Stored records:
● ● ●

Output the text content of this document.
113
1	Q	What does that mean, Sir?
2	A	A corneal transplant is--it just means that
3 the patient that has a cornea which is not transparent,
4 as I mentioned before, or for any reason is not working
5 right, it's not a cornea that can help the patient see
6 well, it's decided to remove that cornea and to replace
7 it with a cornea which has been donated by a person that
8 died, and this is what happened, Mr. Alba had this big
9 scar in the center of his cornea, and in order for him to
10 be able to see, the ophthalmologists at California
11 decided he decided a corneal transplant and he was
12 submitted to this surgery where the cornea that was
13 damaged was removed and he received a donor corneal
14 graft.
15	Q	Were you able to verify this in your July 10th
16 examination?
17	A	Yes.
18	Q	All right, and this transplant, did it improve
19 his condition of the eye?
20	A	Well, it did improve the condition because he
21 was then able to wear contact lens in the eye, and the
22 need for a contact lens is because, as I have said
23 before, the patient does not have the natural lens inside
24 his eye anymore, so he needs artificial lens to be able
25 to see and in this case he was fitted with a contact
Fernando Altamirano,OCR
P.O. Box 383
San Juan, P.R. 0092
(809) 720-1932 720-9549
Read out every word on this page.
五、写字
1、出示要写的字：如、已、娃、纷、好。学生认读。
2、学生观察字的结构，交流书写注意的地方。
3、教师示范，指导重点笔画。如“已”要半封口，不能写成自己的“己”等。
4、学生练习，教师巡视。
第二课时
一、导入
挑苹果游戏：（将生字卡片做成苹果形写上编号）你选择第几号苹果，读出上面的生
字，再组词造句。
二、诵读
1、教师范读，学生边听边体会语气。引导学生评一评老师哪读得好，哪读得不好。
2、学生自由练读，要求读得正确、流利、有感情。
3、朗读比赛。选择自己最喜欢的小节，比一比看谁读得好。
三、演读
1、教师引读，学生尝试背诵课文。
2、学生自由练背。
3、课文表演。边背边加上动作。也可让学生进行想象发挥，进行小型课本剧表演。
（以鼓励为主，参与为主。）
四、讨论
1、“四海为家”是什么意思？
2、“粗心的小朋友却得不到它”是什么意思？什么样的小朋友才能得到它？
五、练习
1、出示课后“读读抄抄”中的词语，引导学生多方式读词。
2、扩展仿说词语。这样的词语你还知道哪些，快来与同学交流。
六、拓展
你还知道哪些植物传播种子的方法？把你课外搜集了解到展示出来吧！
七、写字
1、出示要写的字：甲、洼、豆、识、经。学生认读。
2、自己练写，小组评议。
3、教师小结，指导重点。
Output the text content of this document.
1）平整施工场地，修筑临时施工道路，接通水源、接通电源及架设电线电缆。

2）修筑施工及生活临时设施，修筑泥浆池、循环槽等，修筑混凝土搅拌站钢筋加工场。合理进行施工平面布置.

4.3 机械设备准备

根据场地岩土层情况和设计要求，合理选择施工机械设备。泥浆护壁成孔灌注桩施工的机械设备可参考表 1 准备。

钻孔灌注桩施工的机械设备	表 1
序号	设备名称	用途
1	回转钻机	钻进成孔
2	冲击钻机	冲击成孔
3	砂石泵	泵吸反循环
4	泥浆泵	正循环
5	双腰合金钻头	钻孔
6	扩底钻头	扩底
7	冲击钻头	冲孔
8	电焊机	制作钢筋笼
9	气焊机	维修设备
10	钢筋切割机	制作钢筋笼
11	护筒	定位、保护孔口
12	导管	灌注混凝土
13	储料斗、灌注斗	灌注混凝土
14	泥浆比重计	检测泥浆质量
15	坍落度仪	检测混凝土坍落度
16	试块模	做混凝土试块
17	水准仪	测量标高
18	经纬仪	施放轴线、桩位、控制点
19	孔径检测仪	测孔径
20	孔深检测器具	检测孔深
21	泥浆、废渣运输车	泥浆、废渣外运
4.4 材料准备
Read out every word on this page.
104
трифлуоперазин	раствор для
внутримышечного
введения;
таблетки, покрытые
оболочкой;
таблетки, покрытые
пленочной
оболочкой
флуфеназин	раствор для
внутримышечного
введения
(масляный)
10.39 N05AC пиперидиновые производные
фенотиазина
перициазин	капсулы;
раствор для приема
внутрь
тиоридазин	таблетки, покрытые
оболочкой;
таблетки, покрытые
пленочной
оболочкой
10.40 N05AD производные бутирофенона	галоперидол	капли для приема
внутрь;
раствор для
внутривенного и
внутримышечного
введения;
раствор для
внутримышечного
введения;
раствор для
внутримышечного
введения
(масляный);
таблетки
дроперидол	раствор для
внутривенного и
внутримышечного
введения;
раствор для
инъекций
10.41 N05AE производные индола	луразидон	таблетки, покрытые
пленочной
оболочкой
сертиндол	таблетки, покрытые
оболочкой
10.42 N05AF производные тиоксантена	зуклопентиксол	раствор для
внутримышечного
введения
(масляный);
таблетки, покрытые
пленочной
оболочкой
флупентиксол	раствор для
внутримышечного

● ● ●

#### [Your goal]
Show all lines in the entries above where the string "condition" appears.

#### [Solution to this problem]
19 his condition of the eye?
20	A	Well, it did improve the condition because he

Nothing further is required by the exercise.